▼
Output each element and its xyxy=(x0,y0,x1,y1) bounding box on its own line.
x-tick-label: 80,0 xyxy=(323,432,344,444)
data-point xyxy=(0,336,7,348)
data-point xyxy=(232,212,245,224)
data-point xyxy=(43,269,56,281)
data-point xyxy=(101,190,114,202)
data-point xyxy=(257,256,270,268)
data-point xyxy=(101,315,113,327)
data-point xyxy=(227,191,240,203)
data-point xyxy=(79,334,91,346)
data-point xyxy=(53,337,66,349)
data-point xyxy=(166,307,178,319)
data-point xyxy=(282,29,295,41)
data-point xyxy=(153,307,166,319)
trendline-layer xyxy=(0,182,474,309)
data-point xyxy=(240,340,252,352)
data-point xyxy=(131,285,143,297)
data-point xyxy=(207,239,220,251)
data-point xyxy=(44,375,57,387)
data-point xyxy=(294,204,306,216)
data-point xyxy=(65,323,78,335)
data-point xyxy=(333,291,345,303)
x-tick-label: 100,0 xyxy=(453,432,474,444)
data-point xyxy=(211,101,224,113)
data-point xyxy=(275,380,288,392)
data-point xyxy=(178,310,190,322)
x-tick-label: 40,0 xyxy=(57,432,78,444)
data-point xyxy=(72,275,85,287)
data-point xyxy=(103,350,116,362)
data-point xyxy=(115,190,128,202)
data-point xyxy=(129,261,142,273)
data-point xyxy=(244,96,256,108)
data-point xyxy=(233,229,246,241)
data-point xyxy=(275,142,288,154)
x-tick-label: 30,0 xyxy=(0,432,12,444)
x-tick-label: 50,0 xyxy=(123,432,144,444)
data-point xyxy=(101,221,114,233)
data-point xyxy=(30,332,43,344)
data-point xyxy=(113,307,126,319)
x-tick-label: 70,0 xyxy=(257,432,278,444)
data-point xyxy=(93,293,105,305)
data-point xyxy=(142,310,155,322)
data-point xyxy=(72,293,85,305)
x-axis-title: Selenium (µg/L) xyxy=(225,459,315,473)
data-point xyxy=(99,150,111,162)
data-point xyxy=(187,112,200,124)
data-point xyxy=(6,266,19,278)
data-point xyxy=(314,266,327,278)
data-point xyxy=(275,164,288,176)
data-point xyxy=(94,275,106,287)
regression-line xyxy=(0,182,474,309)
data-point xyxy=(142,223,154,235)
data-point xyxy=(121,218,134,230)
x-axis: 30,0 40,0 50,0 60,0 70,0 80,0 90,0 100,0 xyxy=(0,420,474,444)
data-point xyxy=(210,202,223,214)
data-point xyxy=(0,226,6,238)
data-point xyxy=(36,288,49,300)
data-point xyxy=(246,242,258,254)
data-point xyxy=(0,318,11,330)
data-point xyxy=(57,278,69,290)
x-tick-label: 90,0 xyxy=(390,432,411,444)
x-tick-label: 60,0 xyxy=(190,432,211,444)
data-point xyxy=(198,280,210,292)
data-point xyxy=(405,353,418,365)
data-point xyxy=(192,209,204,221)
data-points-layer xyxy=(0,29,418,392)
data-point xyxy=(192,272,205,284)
▲
▼
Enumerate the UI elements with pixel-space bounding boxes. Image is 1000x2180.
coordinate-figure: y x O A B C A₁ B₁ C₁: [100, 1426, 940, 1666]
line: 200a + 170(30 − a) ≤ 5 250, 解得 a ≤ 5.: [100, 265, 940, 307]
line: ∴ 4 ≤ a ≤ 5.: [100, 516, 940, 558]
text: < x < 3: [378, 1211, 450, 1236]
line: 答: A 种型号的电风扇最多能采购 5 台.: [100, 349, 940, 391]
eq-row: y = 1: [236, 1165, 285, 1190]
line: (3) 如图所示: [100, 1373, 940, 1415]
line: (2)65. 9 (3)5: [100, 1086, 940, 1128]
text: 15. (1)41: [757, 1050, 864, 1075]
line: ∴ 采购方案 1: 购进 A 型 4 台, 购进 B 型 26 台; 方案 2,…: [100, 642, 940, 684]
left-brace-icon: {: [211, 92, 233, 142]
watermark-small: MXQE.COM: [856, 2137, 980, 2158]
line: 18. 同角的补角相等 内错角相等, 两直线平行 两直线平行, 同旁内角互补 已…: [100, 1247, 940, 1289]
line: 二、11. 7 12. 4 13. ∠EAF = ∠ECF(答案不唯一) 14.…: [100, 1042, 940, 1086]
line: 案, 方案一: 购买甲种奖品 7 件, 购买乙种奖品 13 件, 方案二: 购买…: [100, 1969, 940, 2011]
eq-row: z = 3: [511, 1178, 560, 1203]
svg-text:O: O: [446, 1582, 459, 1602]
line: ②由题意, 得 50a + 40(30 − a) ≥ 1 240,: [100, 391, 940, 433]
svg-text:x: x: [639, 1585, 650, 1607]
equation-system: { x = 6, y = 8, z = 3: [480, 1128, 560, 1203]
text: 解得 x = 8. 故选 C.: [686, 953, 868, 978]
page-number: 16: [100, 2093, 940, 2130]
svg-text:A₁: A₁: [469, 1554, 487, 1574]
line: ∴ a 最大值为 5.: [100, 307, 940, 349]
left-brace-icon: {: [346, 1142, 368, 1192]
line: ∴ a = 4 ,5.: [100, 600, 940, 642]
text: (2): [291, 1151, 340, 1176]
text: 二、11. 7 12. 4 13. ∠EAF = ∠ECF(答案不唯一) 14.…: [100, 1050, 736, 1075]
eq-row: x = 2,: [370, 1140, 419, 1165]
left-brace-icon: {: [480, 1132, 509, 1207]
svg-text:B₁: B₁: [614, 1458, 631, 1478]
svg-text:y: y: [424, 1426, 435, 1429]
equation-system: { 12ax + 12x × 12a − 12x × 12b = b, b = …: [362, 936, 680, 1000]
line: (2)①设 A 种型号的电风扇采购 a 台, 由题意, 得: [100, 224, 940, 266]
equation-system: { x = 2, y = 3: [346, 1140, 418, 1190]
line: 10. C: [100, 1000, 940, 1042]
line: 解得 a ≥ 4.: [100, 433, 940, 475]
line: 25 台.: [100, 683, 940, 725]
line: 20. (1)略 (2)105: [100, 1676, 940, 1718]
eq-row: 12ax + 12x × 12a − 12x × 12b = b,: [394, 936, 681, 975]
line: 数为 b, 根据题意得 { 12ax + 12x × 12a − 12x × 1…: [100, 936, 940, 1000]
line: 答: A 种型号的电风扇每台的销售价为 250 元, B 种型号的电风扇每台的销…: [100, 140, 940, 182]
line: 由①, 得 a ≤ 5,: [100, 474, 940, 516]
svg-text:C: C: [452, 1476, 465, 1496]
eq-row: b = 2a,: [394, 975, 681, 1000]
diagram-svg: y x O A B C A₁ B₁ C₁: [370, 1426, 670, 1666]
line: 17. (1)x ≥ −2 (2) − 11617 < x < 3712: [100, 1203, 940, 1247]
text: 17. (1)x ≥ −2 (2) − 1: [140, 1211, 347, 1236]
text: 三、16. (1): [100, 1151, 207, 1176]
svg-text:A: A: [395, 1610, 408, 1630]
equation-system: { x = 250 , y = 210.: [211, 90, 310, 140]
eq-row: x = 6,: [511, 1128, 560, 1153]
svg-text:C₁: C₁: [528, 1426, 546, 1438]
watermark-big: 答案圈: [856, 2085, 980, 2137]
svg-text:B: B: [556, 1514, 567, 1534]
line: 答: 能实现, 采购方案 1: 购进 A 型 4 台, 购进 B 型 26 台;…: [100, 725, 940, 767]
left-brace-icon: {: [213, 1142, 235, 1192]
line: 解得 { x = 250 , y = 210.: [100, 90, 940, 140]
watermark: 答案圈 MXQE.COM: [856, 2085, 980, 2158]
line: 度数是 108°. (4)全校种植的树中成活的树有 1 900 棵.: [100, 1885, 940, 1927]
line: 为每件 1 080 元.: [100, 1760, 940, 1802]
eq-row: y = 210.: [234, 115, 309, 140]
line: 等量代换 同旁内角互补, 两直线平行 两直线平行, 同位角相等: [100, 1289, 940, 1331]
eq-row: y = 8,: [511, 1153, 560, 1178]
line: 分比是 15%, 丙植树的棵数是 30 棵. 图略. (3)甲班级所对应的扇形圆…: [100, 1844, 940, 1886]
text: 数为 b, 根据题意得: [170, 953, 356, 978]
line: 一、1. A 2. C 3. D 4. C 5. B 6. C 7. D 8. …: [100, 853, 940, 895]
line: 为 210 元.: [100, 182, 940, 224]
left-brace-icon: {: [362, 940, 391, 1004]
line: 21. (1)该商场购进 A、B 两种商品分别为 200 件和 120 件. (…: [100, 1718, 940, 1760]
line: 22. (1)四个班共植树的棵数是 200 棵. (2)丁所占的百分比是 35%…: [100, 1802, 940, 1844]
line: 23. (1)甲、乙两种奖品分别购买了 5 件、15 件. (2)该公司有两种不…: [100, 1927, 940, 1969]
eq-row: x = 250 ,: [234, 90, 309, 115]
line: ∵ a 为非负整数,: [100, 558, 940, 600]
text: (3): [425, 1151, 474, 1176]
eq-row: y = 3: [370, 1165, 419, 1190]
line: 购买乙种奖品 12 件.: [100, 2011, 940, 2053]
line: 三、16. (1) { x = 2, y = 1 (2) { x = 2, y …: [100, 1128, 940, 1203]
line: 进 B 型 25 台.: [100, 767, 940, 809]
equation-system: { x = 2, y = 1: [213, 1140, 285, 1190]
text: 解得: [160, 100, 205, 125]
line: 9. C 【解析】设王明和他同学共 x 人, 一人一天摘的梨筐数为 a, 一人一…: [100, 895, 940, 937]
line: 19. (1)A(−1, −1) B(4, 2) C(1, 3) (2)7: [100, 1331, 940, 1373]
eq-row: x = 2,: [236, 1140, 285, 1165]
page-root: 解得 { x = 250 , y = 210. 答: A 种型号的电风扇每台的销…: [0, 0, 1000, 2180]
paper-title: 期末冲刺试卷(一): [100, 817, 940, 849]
▲
▶ [EXERCISE PROMPT]:
Edit the material from the line with "Enumerate the UI" to the line with "line: ∴ 4 ≤ a ≤ 5.: [100, 516, 940, 558]" by putting "enclosing rectangles" in place of "bounding boxes", and give only those lines with nothing else altered.

▶ [RESULT FOR THIS TASK]:
Enumerate the UI elements with pixel-space enclosing rectangles. Image is 1000x2180.
coordinate-figure: y x O A B C A₁ B₁ C₁: [100, 1426, 940, 1666]
line: 200a + 170(30 − a) ≤ 5 250, 解得 a ≤ 5.: [100, 265, 940, 307]
line: ∴ 4 ≤ a ≤ 5.: [100, 516, 940, 558]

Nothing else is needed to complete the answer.